AIM: Can the data below be echoed back word for word?

Dataset listings of figures:
— BEGIN —

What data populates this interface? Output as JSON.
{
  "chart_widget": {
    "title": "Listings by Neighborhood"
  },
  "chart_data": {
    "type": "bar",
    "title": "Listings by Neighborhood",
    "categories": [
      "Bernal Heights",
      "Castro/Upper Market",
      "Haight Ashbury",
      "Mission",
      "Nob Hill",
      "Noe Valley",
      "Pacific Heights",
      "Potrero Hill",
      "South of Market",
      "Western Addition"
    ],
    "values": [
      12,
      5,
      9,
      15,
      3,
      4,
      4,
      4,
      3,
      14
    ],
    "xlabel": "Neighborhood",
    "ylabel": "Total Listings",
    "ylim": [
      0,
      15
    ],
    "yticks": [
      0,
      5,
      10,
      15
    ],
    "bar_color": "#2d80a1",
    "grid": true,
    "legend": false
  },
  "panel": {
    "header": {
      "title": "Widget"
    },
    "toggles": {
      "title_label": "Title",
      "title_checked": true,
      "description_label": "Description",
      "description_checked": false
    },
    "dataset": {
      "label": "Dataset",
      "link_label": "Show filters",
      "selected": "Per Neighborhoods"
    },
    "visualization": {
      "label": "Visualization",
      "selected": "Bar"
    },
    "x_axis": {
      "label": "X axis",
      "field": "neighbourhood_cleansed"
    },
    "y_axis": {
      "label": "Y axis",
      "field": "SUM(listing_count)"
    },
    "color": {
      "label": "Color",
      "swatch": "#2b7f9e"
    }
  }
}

— END —

SOLUTION TO THIS PROBLEM:
What data populates this interface? Output as JSON.
{
  "chart_widget": {
    "title": "Listings by Neighborhood"
  },
  "chart_data": {
    "type": "bar",
    "title": "Listings by Neighborhood",
    "categories": [
      "Bernal Heights",
      "Castro/Upper Market",
      "Haight Ashbury",
      "Mission",
      "Nob Hill",
      "Noe Valley",
      "Pacific Heights",
      "Potrero Hill",
      "South of Market",
      "Western Addition"
    ],
    "values": [
      12,
      5,
      9,
      15,
      3,
      4,
      4,
      4,
      3,
      14
    ],
    "xlabel": "Neighborhood",
    "ylabel": "Total Listings",
    "ylim": [
      0,
      15
    ],
    "yticks": [
      0,
      5,
      10,
      15
    ],
    "bar_color": "#2d80a1",
    "grid": true,
    "legend": false
  },
  "panel": {
    "header": {
      "title": "Widget"
    },
    "toggles": {
      "title_label": "Title",
      "title_checked": true,
      "description_label": "Description",
      "description_checked": false
    },
    "dataset": {
      "label": "Dataset",
      "link_label": "Show filters",
      "selected": "Per Neighborhoods"
    },
    "visualization": {
      "label": "Visualization",
      "selected": "Bar"
    },
    "x_axis": {
      "label": "X axis",
      "field": "neighbourhood_cleansed"
    },
    "y_axis": {
      "label": "Y axis",
      "field": "SUM(listing_count)"
    },
    "color": {
      "label": "Color",
      "swatch": "#2b7f9e"
    }
  }
}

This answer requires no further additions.